TASK TO COMPLETE ▸
Pull every line with the word "color" out of the entries below.

EXERCISE DATA ▸
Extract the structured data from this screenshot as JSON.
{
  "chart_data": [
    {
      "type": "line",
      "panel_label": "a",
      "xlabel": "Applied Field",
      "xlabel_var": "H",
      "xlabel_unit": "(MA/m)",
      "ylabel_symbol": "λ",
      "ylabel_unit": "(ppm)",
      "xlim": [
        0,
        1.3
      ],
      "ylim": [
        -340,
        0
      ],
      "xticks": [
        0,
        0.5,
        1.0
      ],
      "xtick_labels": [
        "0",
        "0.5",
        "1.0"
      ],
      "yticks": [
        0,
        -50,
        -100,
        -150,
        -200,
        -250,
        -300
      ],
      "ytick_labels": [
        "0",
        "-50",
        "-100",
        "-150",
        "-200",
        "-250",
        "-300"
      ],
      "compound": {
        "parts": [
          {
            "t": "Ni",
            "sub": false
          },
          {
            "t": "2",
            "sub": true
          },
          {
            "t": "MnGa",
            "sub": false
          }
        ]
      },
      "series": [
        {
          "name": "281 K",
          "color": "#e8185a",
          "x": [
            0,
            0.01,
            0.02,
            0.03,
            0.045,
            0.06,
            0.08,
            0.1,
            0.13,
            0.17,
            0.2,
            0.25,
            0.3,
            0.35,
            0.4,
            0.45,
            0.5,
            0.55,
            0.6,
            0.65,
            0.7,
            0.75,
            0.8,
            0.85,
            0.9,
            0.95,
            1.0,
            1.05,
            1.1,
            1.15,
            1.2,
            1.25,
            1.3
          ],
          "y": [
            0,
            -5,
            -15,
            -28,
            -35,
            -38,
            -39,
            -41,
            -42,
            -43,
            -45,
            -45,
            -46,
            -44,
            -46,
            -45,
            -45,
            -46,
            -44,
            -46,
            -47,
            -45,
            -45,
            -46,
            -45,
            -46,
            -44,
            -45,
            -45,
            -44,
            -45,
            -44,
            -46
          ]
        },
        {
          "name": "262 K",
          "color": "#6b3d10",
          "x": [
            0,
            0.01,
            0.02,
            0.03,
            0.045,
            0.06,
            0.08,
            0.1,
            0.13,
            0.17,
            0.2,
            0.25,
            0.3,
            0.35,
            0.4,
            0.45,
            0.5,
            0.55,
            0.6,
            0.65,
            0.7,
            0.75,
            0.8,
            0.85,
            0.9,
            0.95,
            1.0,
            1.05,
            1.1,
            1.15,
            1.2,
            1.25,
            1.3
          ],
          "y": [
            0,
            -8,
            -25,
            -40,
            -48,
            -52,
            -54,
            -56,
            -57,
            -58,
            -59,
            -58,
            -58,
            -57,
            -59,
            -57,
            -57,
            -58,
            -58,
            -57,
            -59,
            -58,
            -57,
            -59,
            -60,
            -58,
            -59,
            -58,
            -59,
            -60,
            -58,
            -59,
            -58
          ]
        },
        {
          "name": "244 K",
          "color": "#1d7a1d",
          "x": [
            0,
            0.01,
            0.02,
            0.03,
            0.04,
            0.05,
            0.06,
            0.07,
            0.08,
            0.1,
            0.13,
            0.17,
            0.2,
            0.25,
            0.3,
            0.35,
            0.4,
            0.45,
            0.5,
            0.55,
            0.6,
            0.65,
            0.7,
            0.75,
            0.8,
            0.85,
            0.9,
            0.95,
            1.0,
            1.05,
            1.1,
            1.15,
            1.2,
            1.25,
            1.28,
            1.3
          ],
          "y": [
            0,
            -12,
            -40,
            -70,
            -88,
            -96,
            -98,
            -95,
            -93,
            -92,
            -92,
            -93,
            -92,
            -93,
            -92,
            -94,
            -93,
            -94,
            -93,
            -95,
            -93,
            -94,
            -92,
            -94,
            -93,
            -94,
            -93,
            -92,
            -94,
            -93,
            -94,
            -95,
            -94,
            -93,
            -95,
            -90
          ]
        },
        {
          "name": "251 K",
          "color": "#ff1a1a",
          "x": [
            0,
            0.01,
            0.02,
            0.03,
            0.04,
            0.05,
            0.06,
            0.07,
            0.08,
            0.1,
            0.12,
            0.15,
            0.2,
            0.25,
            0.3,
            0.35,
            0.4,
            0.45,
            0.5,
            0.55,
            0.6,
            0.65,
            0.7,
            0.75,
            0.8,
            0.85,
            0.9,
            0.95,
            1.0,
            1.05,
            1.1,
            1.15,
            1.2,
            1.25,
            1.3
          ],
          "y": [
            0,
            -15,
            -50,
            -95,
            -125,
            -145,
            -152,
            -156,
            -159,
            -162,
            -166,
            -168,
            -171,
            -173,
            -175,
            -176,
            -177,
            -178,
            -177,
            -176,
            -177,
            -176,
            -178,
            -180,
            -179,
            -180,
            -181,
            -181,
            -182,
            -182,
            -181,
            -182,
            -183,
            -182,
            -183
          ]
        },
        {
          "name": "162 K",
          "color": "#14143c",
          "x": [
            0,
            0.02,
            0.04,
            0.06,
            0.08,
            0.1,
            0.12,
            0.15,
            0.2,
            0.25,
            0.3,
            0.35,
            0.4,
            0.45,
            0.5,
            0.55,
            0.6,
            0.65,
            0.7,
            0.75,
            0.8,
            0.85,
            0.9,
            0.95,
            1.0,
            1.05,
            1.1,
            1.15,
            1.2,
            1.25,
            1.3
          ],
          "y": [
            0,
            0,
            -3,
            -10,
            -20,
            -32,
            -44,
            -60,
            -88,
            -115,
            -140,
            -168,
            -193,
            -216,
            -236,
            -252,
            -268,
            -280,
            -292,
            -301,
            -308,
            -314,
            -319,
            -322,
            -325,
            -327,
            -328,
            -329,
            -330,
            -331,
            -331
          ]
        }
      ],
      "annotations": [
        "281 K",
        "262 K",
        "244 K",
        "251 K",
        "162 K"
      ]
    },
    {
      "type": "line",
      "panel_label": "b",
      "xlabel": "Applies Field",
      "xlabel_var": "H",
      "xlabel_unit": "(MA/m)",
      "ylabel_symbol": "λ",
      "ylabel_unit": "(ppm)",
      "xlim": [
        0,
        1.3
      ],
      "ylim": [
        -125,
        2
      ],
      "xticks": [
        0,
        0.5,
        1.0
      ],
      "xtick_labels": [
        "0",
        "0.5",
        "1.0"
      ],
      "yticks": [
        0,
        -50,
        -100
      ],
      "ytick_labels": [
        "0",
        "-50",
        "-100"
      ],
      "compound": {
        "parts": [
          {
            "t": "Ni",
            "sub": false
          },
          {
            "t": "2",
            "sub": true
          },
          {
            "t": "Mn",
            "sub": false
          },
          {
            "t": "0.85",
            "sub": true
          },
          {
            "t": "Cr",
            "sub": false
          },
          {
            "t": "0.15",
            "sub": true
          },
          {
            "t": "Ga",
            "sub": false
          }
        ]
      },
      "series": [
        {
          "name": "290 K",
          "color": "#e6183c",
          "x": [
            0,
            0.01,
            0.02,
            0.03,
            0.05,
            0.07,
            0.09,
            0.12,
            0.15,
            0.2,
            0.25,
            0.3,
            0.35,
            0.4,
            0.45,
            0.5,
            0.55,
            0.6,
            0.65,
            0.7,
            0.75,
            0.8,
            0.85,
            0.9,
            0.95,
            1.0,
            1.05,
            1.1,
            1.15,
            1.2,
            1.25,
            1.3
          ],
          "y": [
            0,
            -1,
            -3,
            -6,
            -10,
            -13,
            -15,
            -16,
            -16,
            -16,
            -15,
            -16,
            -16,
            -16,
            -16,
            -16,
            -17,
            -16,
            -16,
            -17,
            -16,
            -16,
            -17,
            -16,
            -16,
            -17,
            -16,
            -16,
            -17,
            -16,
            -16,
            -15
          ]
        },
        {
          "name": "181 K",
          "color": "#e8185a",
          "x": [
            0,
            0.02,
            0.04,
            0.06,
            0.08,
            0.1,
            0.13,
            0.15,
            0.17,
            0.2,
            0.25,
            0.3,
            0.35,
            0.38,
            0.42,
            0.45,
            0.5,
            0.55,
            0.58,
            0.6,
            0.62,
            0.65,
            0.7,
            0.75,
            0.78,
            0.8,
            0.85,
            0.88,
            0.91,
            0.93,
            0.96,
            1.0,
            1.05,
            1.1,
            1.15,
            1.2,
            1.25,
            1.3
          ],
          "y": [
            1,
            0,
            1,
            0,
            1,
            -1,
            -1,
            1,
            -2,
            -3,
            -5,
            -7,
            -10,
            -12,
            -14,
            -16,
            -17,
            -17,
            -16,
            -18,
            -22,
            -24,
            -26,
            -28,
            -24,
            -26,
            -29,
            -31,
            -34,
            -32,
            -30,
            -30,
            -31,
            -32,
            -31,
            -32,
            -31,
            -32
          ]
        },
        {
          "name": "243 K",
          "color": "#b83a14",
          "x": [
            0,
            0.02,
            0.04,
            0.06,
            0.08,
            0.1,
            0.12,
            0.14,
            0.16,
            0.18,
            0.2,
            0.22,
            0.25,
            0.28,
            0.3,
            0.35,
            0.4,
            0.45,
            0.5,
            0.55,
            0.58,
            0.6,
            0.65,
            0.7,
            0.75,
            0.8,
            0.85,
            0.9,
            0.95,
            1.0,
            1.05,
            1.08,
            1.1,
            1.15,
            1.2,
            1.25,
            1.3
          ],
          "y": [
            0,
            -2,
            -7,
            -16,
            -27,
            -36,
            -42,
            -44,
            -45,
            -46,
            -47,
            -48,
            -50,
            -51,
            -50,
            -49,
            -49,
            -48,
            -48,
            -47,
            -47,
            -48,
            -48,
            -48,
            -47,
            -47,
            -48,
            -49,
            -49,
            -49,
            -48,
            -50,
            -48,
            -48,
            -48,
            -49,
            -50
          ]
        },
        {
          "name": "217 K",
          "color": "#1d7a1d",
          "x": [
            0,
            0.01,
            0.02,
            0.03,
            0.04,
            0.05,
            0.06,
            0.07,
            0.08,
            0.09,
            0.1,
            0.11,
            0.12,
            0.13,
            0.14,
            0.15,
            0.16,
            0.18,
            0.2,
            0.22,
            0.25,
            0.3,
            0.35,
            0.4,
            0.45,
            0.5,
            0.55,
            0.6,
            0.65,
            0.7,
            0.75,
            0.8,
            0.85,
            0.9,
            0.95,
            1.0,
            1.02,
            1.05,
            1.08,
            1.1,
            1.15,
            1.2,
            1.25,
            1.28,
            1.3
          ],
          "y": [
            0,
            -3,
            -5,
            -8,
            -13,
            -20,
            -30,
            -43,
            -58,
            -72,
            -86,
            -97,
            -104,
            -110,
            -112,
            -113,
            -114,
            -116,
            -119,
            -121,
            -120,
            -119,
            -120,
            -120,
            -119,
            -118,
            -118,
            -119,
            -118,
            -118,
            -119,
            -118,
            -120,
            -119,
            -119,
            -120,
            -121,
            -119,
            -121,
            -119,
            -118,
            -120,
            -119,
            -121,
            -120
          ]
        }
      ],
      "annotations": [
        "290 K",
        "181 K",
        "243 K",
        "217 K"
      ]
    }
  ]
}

SOLUTION TO THE EXERCISE ▸
          "color": "#e8185a",
          "color": "#6b3d10",
          "color": "#1d7a1d",
          "color": "#ff1a1a",
          "color": "#14143c",
          "color": "#e6183c",
          "color": "#e8185a",
          "color": "#b83a14",
          "color": "#1d7a1d",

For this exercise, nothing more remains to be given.